### Task instructions
Identify the lines that contain the word "time", then copy them.

### Data supplied

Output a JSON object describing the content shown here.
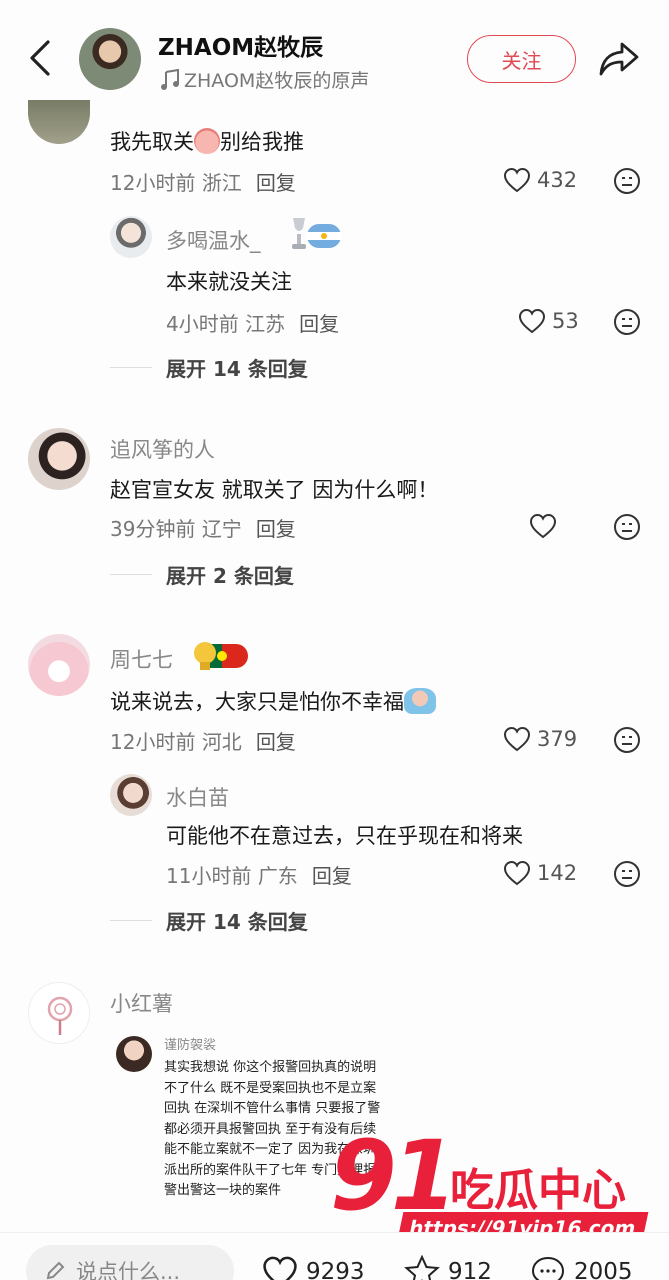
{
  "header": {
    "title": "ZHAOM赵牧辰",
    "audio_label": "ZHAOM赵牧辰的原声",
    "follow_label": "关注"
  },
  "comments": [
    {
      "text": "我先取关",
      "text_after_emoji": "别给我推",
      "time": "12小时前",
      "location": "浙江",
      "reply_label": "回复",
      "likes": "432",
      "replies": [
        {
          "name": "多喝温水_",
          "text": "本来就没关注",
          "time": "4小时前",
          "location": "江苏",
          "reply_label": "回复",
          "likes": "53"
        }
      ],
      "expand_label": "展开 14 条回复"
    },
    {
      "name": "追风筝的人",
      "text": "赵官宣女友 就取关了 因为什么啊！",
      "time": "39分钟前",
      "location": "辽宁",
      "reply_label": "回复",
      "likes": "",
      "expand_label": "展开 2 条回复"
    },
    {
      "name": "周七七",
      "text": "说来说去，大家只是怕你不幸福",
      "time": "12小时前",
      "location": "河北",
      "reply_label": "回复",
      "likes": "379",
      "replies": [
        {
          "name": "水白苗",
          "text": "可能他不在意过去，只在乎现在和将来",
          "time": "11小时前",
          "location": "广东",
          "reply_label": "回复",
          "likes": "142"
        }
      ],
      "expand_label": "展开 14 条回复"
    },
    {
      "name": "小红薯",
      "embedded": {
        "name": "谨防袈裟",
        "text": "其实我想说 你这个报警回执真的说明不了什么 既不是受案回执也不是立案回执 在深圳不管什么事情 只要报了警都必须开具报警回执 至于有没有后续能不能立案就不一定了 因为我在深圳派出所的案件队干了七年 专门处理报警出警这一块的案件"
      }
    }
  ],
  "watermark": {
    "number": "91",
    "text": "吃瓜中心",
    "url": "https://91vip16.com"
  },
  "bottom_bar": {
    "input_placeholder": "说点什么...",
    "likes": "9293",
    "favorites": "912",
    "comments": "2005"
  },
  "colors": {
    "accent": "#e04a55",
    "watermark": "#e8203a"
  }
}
==
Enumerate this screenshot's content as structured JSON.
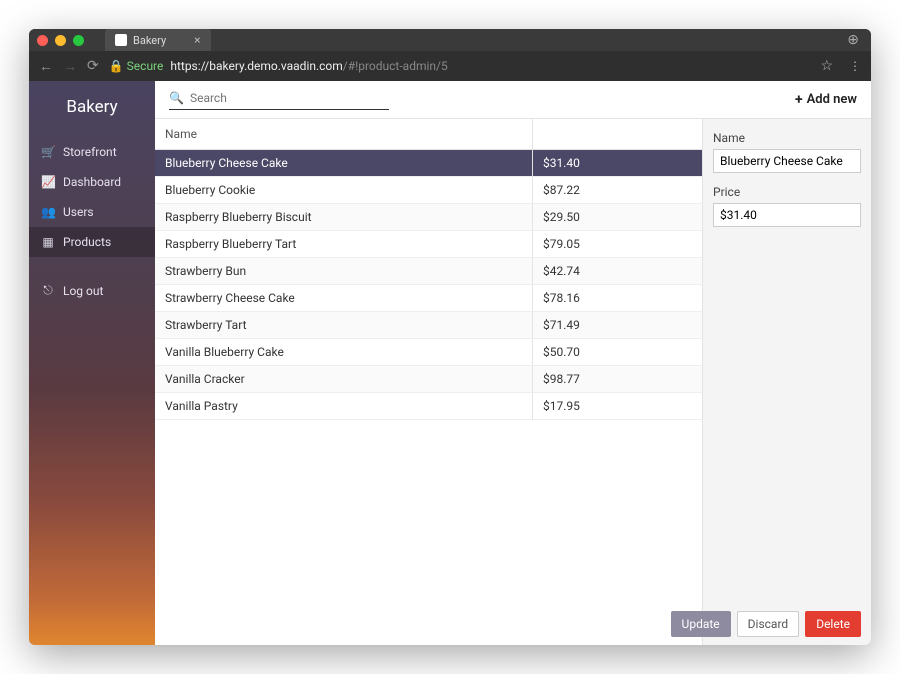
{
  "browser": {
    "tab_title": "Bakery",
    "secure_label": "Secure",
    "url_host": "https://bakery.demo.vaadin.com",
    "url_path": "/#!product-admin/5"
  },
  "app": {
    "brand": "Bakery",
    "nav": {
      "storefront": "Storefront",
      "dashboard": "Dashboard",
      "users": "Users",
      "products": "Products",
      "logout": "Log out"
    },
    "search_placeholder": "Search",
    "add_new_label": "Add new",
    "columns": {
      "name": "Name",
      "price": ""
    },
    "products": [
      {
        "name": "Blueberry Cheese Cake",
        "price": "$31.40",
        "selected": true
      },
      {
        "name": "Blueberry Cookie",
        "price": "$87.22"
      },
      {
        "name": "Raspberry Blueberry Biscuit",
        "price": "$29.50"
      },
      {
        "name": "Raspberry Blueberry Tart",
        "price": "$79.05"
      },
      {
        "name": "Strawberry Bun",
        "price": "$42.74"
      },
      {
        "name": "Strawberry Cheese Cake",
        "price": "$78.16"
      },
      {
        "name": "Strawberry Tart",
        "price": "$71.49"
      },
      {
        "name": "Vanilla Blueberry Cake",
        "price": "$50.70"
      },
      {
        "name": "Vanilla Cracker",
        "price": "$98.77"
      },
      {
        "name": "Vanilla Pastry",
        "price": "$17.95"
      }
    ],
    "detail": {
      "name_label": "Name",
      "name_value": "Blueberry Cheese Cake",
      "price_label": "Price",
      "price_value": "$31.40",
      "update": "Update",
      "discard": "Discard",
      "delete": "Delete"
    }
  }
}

### Result of the exercise
      "time": "12小时前",
          "time": "4小时前",
      "time": "39分钟前",
      "time": "12小时前",
          "time": "11小时前",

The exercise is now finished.